* **GOAL**
Only lines with the word "dewpoint" are needed; collect each of them from the listing below.

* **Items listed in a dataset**
================

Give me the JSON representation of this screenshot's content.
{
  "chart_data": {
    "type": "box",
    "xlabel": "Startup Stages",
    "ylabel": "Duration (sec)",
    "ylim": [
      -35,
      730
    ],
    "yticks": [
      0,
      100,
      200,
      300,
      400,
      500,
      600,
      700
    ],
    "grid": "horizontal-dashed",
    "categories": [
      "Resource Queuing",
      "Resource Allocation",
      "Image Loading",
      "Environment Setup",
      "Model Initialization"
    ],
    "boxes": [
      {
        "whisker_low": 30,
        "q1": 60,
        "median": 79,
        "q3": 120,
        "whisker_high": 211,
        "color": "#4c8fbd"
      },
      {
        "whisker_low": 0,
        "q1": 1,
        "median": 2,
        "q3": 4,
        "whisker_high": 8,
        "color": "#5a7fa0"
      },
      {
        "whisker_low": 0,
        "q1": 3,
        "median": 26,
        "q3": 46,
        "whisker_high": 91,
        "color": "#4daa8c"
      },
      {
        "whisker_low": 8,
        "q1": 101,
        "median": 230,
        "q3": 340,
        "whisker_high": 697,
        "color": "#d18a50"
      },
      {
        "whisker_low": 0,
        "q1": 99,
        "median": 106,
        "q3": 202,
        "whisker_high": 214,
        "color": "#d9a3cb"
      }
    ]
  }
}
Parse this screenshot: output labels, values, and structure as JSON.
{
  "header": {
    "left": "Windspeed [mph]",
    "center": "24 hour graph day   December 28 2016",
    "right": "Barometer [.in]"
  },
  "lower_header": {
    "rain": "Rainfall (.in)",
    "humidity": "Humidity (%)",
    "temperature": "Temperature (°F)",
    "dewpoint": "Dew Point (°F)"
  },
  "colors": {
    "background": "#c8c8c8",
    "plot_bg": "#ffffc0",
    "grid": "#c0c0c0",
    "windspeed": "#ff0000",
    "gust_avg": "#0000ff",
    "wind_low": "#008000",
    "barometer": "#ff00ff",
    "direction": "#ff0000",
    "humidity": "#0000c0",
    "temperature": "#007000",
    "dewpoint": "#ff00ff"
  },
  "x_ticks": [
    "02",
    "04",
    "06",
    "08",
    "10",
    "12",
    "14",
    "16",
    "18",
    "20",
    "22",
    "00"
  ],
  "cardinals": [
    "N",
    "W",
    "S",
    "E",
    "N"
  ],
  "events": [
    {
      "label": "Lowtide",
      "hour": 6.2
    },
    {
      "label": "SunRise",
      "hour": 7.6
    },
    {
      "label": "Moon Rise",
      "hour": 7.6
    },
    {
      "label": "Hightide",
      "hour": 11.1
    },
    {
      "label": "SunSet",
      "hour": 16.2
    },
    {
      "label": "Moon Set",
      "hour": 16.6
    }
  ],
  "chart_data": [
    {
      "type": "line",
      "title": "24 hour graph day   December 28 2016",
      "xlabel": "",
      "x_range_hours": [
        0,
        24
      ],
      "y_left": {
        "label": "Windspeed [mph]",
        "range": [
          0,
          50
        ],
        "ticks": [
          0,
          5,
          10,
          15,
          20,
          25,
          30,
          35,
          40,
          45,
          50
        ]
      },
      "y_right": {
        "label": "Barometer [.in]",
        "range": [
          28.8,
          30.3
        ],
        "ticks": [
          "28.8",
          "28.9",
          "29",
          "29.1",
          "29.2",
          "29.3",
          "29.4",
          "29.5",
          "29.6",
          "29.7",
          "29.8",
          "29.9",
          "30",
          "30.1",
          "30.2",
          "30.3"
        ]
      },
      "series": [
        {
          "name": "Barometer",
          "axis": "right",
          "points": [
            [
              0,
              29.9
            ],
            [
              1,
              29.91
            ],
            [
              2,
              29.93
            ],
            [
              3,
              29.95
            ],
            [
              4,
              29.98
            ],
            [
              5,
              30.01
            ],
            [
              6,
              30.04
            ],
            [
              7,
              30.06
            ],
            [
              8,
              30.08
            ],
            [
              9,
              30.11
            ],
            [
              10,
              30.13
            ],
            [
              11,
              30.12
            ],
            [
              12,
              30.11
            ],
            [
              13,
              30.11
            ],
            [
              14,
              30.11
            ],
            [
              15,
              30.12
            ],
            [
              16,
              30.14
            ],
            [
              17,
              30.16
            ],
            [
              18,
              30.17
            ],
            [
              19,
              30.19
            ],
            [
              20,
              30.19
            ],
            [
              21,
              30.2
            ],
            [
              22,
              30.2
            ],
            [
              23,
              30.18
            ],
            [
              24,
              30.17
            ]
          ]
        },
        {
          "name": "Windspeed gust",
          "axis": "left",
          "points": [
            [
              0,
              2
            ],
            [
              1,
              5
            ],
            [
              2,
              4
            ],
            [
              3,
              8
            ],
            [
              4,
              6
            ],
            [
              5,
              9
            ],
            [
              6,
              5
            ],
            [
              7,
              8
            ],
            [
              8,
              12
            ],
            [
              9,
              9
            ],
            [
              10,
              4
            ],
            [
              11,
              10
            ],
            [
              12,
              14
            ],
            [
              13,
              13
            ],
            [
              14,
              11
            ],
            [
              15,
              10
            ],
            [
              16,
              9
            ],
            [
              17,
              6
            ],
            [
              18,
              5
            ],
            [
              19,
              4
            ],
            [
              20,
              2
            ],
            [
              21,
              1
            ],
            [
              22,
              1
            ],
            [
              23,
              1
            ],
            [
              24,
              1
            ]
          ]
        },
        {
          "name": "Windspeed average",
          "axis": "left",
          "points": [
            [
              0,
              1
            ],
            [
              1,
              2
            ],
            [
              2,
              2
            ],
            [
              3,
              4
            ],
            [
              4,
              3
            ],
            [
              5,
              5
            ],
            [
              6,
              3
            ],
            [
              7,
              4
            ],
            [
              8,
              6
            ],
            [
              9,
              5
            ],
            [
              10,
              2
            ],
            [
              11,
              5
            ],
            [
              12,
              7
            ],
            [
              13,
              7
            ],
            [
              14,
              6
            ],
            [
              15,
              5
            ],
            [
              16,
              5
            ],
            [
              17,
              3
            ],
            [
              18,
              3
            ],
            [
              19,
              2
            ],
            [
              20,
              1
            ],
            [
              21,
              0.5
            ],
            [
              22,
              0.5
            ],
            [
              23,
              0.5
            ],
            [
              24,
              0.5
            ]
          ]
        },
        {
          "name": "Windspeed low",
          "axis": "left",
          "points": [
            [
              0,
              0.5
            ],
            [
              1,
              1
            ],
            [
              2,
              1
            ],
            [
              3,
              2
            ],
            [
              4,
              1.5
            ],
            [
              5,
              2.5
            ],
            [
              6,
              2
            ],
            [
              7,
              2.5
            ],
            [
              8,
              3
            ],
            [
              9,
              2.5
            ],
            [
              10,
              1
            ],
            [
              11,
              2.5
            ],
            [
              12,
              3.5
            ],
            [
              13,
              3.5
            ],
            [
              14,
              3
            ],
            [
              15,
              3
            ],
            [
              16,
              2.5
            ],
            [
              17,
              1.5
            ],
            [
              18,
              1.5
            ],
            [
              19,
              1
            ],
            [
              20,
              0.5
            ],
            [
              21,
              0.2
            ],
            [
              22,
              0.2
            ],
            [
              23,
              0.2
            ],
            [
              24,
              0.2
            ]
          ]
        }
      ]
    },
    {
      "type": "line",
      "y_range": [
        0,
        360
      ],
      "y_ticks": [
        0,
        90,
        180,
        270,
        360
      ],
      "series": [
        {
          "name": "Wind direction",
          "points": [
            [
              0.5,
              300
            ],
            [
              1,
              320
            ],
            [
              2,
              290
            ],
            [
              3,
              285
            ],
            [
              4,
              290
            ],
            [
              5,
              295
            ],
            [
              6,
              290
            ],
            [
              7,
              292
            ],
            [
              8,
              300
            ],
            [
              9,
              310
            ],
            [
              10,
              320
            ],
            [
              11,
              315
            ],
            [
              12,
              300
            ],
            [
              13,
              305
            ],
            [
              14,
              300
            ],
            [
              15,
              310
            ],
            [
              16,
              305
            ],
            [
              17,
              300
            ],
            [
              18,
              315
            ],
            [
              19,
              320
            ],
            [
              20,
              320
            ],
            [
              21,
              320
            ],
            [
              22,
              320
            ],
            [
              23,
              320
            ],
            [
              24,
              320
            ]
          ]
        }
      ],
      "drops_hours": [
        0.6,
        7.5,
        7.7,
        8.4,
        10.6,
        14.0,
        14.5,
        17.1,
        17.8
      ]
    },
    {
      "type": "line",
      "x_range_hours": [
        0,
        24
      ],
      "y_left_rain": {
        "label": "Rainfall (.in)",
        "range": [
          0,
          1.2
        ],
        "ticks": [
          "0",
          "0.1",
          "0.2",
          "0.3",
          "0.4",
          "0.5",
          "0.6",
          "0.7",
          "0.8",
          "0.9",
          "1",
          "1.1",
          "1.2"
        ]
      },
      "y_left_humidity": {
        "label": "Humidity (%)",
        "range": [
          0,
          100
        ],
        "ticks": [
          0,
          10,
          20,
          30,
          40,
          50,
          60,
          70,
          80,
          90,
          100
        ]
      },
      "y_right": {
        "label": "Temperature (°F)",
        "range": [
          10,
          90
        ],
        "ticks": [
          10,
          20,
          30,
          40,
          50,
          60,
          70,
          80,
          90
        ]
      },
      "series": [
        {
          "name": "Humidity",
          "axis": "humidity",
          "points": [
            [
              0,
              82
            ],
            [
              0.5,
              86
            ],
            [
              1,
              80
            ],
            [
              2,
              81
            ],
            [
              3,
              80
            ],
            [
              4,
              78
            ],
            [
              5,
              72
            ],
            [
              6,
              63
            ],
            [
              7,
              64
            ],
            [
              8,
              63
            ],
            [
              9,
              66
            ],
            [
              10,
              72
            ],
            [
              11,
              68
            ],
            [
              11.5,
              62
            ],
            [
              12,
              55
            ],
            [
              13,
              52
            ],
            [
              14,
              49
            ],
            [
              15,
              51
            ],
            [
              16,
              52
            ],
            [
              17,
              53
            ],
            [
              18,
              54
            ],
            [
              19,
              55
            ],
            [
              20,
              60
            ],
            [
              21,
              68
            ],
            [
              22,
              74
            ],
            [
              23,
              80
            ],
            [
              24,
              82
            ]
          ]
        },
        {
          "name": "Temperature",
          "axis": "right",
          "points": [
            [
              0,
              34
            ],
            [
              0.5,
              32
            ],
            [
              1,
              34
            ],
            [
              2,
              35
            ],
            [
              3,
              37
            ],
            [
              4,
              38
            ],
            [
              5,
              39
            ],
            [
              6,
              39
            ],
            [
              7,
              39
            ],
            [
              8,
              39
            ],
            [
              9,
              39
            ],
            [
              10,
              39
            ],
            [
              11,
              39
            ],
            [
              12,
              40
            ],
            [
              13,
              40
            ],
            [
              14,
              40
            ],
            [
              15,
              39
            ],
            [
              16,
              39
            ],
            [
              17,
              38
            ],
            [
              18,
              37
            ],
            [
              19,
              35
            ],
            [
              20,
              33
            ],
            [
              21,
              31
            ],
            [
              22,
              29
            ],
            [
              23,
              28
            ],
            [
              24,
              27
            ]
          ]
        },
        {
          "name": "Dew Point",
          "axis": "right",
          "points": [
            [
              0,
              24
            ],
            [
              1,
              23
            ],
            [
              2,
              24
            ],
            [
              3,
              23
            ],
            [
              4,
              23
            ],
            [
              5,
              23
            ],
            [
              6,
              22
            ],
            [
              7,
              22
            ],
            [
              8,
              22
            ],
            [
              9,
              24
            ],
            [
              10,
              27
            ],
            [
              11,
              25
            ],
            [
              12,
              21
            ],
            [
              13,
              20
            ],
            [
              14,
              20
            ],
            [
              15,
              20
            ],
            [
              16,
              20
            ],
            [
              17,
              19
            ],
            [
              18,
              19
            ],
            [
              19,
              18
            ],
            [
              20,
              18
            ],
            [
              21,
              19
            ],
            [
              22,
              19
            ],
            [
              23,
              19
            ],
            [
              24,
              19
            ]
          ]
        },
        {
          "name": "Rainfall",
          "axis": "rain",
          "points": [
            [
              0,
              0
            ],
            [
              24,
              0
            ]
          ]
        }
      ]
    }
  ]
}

================

* **COMPLETE ANSWER**
    "dewpoint": "Dew Point (°F)"
    "dewpoint": "#ff00ff"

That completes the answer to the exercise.